EXTRAIT PRÉSENTÉ —

Y a-t-il encore une place pour la responsabilité pénale ?

Pages 43 à 47

1À travers la punition, l’autorité étatique exerce la plus emblématique et la plus étendue de ses prérogatives. Elle peut en effet supprimer des droits, priver de liberté et infliger une souffrance morale ainsi que physique. De cette façon, elle affirme son emprise sur la personne humaine et la soumet à ses volontés par des moyens de coercition qui assurent sa domination.

2Un tel pouvoir a besoin de justifications. Elles n’ont pas manqué. La plupart d’entre elles tournent autour de la nécessité de garantir la paix sociale. Thomas Hobbes en a été le théoricien lucide et radical. Par nature, et même par droit de nature, chacun a la liberté d’user, selon son jugement, de ses pouvoirs propres pour préserver sa vie. Ce droit s’étend non seulement aux choses animées et inanimées dont il est permis d’abuser pour sa sauvegarde mais également aux êtres humains. Ces derniers, étant exposés au droit de chacun de se servir d’eux dans un intérêt personnel, n’ont aucune raison de se laisser faire. Il est dès lors prévisible que la paix sera difficile à maintenir, qu’il s’ensuivra un état de guerre de chacun contre chacun et que, dans cet état, il sera loisible à chacun de se défendre par tous les moyens possibles. L’état de guerre étant la conséquence inéluctable de l’exercice des droits naturels, il n’y a pas d’espoir de vivre tranquille sans renoncer à la plus grande partie de ces droits, mais une telle renonciation qui conduit à se désarmer ne peut avoir lieu sans réciprocité. L’intérêt commande donc à chacun de s’accorder avec chacun dans un contrat aux termes duquel les droits naturels seront abandonnés et transférés à une personne souveraine, personne physique ou assemblée, qui les exercera en lieu et place de tous. L’objet du contrat est de conférer au souverain une puissance absolue car, sans elle, ses sujets auraient la tentation de reprendre tout ou partie des droits cédés. Dans cet État rationnel et totalitaire, la puissance du souverain s’appliquera aux corps mais aussi aux esprits sans être pour autant illimitée. S’il advenait en effet que le souverain ne parvienne pas à protéger la vie de ses sujets, laquelle constitue un droit inaliénable, le contrat de chacun avec chacun serait rompu, le souverain perdrait son autorité et ses sujets retrouveraient le plein usage de leurs droits naturels.

INFORMATIONS FOURNIES —
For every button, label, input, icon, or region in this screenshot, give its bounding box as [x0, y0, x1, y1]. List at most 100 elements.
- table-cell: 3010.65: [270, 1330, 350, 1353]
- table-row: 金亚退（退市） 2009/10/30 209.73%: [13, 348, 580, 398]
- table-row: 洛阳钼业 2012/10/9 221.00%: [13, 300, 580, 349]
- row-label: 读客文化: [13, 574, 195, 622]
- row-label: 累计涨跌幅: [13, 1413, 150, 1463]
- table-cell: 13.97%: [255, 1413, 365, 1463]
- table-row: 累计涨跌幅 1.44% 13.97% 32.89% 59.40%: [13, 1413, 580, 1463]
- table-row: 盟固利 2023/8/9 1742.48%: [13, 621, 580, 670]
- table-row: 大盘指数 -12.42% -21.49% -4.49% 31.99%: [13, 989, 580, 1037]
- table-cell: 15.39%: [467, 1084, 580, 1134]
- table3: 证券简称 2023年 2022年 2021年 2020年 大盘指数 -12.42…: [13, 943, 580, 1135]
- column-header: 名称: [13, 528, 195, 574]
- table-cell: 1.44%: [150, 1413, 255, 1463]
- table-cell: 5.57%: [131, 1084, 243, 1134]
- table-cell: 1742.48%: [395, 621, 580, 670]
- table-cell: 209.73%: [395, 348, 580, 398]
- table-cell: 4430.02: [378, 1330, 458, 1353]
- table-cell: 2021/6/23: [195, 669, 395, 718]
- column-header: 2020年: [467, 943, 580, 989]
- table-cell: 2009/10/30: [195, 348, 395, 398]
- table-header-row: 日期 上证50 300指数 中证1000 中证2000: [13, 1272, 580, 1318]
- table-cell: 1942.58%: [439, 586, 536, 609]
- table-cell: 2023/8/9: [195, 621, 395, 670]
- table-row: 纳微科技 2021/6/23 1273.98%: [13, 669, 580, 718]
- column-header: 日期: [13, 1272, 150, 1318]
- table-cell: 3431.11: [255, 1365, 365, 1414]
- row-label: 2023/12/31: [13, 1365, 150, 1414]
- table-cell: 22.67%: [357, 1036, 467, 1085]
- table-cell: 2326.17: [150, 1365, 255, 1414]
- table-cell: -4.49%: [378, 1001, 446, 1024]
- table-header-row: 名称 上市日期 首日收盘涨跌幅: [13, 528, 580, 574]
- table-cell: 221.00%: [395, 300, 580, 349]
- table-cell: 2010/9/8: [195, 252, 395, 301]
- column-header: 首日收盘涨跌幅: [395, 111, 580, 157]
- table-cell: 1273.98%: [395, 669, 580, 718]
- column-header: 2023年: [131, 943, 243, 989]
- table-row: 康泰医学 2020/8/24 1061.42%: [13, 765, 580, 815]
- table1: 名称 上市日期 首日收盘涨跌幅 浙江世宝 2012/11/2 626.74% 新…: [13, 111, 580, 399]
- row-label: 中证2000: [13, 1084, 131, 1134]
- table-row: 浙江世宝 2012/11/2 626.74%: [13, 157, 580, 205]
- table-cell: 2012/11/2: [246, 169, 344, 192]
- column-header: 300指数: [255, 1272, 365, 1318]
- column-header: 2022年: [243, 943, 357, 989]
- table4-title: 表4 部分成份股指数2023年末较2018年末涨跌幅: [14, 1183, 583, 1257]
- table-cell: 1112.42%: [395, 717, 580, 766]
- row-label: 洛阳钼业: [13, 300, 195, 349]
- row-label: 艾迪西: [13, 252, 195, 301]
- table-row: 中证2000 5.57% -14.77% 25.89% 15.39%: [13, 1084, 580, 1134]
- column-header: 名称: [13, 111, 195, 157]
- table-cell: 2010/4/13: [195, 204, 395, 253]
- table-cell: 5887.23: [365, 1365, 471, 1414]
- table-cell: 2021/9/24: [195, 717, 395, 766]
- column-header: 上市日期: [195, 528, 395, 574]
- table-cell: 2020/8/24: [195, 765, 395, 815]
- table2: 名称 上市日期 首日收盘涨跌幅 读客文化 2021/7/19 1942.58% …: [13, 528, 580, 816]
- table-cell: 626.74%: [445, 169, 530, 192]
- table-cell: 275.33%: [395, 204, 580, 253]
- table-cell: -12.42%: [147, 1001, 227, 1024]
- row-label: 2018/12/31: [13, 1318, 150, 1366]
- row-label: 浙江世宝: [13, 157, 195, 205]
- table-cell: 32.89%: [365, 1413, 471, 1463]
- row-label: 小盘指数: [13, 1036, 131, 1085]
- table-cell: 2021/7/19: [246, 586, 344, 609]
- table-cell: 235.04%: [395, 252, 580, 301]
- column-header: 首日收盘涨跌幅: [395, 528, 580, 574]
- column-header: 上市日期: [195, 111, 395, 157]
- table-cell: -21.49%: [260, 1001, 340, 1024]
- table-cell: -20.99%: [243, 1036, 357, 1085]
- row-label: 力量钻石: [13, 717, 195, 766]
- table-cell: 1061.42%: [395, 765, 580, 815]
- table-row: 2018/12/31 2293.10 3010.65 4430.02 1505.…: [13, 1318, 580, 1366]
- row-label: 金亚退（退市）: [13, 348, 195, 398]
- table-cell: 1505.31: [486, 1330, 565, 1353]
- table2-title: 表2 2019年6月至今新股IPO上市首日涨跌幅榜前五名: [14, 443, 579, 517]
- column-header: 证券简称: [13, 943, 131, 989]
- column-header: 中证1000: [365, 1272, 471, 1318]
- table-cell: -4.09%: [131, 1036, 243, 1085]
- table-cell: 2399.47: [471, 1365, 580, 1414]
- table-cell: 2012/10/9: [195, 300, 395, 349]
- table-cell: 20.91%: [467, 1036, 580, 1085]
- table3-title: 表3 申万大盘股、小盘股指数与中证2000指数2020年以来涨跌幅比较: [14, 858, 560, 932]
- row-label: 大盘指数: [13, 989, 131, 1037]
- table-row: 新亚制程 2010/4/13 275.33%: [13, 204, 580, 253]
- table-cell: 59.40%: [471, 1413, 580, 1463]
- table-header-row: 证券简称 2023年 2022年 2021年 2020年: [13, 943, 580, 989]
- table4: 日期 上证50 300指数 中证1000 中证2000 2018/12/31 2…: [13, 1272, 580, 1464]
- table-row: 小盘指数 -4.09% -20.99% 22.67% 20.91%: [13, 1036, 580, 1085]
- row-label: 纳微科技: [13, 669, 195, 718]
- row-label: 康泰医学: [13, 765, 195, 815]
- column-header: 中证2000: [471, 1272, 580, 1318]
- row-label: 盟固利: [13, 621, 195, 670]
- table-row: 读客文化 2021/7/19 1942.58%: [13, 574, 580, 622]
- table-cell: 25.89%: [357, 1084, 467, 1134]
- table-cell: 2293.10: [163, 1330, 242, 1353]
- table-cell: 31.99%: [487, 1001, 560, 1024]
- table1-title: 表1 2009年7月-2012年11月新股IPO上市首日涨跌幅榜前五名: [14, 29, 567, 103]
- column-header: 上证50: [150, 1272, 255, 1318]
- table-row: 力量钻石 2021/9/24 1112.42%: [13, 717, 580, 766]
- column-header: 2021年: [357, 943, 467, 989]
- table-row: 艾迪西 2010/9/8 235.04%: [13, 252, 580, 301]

CONSIGNE — Donnez la suite de l'extrait sur le pouvoir de punir et la responsabilité pénale, en reprenant juste après sa dernière phrase. Ce matériel provient d'une source distincte de l'extrait.

RÉPONSE RÉDIGÉE —
3Bien entendu, le droit de punir figure parmi les droits transférés mais, dans la théorie de Hobbes, la plus totalitaire jamais conçue, ce droit trouve sa limite dans l’obligation pesant sur celui qui l’exerce de préserver la vie et l’intégrité des personnes qu’il tient en sa puissance.

4D’une manière générale, il est impossible de concevoir et de définir un droit sans limites. Le droit de punir n’échappe pas à la règle. Il peut même être dit qu’il y échappe moins qu’aucun autre car, portant en lui un risque de graves abus, il est menacé d’atteindre à tout instant la limite au-delà de laquelle il s’autodétruit.

5L’abus des choses inanimées n’entraîne que leur destruction tandis que l’abus, à l’occasion de l’exercice du droit de punir, des êtres de raison n’entraîne pas seulement leur destruction mais aussi celle du droit lui-même, celui-ci n’ayant été instauré que pour atteindre une fin comportant également la sauvegarde et l’intégrité de la personne sanctionnée.

6Il est toujours possible de maltraiter les choses, les animaux ainsi que les personnes réduites en esclavage mais il est impossible d’exercer, au nom des prérogatives légales de la puissance publique, le droit de punir sur une personne qui ne jouissait pas de sa liberté au moment des faits qu’on lui reproche.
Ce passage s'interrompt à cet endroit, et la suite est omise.